Pull every line with the word "text" out of the entries below.

begin

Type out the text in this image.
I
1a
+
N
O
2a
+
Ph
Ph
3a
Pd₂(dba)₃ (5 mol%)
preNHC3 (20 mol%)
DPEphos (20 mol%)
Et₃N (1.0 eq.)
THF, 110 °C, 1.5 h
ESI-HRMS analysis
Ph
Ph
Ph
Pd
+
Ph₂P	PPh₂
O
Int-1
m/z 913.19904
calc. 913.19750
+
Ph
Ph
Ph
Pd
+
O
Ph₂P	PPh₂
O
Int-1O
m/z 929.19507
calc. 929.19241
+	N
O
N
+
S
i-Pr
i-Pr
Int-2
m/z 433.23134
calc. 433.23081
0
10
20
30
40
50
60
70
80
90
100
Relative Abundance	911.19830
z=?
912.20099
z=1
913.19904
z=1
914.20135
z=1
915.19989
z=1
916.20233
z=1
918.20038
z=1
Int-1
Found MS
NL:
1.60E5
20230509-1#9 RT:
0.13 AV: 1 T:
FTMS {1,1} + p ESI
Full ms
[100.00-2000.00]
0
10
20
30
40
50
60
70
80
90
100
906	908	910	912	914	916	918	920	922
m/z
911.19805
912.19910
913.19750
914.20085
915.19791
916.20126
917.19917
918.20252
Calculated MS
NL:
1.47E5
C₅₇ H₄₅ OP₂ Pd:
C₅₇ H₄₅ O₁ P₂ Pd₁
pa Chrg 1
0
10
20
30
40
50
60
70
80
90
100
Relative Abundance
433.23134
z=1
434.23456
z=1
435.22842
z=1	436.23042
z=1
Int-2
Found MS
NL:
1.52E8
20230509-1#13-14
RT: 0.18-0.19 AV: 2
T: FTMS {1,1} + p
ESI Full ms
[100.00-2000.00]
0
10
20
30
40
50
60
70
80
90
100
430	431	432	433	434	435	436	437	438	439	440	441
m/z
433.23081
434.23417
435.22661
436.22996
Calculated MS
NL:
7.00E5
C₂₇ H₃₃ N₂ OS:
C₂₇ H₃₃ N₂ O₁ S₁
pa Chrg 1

end
begin

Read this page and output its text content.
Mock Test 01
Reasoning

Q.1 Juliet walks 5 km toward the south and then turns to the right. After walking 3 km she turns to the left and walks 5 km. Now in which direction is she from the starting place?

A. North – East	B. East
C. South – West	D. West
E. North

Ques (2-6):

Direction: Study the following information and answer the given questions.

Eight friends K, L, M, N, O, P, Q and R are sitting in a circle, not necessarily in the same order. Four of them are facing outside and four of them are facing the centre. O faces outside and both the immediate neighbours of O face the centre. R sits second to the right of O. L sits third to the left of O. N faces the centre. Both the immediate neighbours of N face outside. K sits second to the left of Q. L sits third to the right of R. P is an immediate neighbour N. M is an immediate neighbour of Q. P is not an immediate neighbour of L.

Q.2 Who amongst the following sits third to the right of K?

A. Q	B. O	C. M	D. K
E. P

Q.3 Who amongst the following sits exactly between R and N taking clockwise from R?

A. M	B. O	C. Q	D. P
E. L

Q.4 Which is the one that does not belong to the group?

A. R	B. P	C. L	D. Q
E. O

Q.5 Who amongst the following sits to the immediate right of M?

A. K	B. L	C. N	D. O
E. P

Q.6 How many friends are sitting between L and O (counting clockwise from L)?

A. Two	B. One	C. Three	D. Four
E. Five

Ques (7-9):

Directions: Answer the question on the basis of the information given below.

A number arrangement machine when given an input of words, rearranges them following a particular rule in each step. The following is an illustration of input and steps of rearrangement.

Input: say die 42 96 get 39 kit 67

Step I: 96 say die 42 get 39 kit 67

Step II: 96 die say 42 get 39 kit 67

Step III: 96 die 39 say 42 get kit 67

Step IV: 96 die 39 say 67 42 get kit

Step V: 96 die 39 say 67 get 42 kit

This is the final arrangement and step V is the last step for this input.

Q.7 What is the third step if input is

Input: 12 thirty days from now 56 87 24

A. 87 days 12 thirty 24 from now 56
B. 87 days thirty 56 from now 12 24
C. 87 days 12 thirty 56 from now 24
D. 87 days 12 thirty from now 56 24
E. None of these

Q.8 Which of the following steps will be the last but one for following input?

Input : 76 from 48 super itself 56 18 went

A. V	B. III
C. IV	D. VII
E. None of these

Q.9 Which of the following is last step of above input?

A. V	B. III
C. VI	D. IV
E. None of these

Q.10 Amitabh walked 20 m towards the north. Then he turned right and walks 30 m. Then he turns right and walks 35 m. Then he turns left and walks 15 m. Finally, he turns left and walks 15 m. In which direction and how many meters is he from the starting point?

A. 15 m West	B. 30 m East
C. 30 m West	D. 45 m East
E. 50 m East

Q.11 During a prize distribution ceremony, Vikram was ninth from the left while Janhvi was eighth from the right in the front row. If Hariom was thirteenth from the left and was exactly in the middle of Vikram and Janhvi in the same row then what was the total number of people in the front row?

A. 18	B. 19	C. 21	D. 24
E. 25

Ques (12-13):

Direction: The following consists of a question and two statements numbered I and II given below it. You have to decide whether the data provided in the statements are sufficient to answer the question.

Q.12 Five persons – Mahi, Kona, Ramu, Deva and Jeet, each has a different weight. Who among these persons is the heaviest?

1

end
begin

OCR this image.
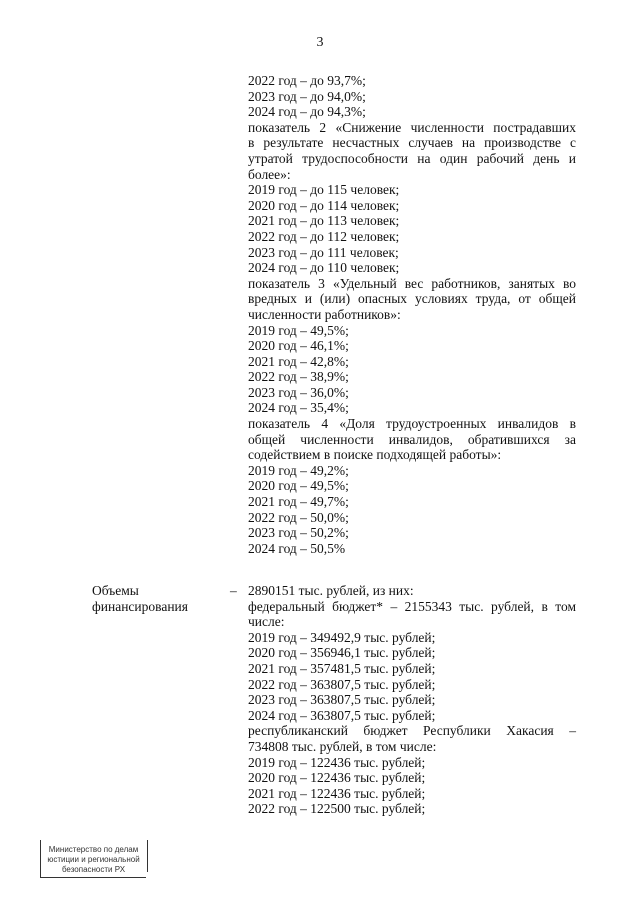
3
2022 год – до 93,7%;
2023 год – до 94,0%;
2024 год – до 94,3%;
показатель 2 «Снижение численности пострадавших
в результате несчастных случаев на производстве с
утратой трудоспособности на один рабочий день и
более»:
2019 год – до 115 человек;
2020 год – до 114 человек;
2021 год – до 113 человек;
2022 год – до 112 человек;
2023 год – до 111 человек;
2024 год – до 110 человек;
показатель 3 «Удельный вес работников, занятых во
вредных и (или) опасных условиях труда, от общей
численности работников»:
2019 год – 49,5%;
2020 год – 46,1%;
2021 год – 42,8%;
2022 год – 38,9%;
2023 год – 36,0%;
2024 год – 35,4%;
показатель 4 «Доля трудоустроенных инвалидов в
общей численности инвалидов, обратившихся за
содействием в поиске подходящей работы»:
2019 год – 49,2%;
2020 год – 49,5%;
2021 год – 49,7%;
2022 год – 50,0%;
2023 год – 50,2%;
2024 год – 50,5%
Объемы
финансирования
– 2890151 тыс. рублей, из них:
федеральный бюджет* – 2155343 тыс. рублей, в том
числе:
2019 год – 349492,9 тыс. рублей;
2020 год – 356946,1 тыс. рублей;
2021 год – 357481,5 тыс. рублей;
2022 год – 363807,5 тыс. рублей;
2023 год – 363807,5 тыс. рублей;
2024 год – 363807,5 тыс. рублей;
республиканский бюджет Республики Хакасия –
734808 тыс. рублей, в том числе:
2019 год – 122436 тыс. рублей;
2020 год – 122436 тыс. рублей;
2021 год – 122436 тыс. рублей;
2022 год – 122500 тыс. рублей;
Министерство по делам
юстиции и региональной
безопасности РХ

end

- Solution for this problem:
Type out the text in this image.
Read this page and output its text content.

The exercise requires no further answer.